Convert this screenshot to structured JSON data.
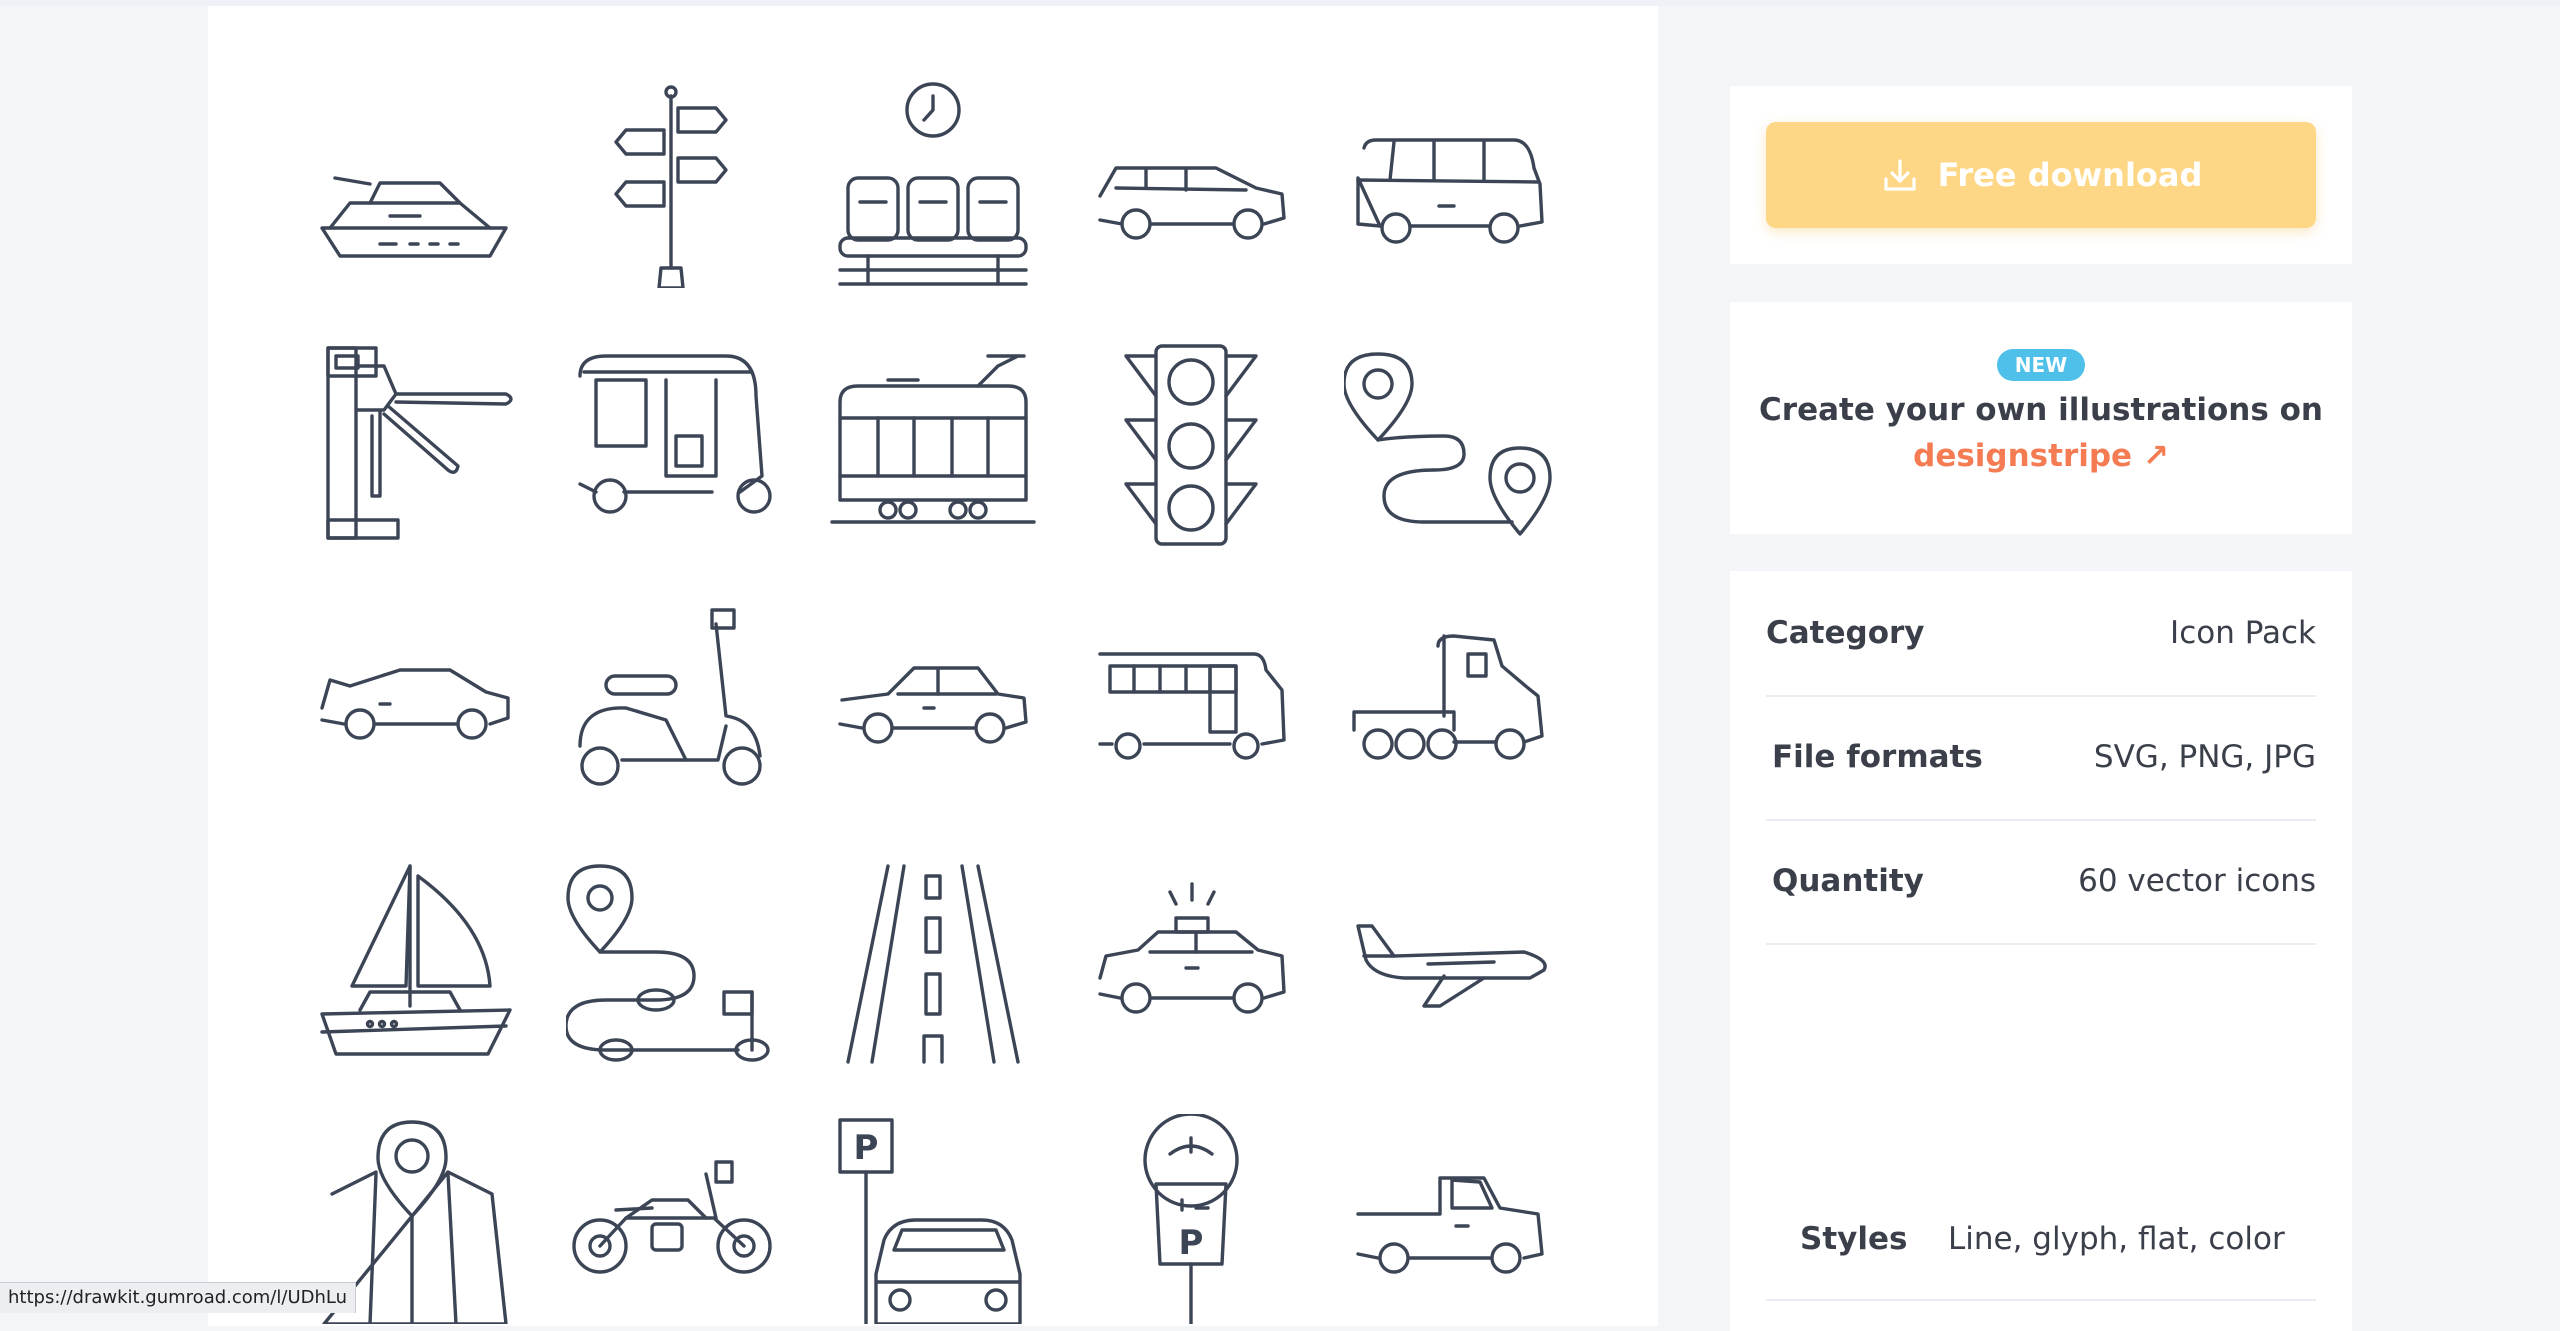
{
  "download": {
    "label": "Free download",
    "icon": "download-icon"
  },
  "promo": {
    "badge": "NEW",
    "text": "Create your own illustrations on",
    "link": "designstripe ↗"
  },
  "details": [
    {
      "label": "Category",
      "value": "Icon Pack"
    },
    {
      "label": "File formats",
      "value": "SVG, PNG, JPG"
    },
    {
      "label": "Quantity",
      "value": "60 vector icons"
    }
  ],
  "styles": {
    "label": "Styles",
    "value": "Line, glyph, flat, color"
  },
  "preview_icons": [
    "yacht-icon",
    "signpost-icon",
    "waiting-seats-icon",
    "suv-icon",
    "van-icon",
    "turnstile-icon",
    "tuk-tuk-icon",
    "tram-icon",
    "traffic-light-icon",
    "route-icon",
    "sports-car-icon",
    "scooter-icon",
    "sedan-icon",
    "bus-icon",
    "semi-truck-icon",
    "sailboat-icon",
    "route-flag-icon",
    "road-icon",
    "taxi-icon",
    "airplane-icon",
    "map-icon",
    "motorcycle-icon",
    "parking-icon",
    "parking-meter-icon",
    "pickup-truck-icon"
  ],
  "parking_letter": "P",
  "status_url": "https://drawkit.gumroad.com/l/UDhLu"
}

What the exercise asks
Write the records out again in full, exactly, and skip every picture.

Solution
Convert this screenshot to structured JSON data.
{
  "download": {
    "label": "Free download",
    "icon": "download-icon"
  },
  "promo": {
    "badge": "NEW",
    "text": "Create your own illustrations on",
    "link": "designstripe ↗"
  },
  "details": [
    {
      "label": "Category",
      "value": "Icon Pack"
    },
    {
      "label": "File formats",
      "value": "SVG, PNG, JPG"
    },
    {
      "label": "Quantity",
      "value": "60 vector icons"
    }
  ],
  "styles": {
    "label": "Styles",
    "value": "Line, glyph, flat, color"
  },
  "preview_icons": [
    "yacht-icon",
    "signpost-icon",
    "waiting-seats-icon",
    "suv-icon",
    "van-icon",
    "turnstile-icon",
    "tuk-tuk-icon",
    "tram-icon",
    "traffic-light-icon",
    "route-icon",
    "sports-car-icon",
    "scooter-icon",
    "sedan-icon",
    "bus-icon",
    "semi-truck-icon",
    "sailboat-icon",
    "route-flag-icon",
    "road-icon",
    "taxi-icon",
    "airplane-icon",
    "map-icon",
    "motorcycle-icon",
    "parking-icon",
    "parking-meter-icon",
    "pickup-truck-icon"
  ],
  "parking_letter": "P",
  "status_url": "https://drawkit.gumroad.com/l/UDhLu"
}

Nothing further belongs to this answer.